Problem statement:
Please rewrite everything from the start of the records down to and including the line containing "- y-tick-label: 1.56: [78, 220, 108, 239]", switching "y-tick-label" to "vertical-tick-label" and changing nothing else.

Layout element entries
◆ ◆ ◆

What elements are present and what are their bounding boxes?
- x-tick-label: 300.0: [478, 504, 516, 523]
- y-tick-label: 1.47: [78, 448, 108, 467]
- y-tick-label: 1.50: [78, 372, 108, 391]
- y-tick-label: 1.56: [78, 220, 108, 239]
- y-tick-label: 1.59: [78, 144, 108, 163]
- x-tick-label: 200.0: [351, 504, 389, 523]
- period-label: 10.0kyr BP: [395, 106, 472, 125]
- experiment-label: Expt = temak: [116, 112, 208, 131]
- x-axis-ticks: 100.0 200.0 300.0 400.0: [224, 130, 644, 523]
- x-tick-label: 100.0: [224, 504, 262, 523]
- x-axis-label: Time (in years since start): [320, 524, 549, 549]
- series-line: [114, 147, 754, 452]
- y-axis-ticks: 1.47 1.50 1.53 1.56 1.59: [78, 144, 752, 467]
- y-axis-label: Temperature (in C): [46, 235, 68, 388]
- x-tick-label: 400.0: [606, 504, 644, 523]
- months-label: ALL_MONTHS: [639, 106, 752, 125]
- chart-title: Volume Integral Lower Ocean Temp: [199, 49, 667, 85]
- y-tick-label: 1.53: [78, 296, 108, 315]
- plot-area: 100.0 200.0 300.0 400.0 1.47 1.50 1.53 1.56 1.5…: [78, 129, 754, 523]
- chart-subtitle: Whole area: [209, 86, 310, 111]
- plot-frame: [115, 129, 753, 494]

◆ ◆ ◆

Output for this task:
What elements are present and what are their bounding boxes?
- x-tick-label: 300.0: [478, 504, 516, 523]
- vertical-tick-label: 1.47: [78, 448, 108, 467]
- vertical-tick-label: 1.50: [78, 372, 108, 391]
- vertical-tick-label: 1.56: [78, 220, 108, 239]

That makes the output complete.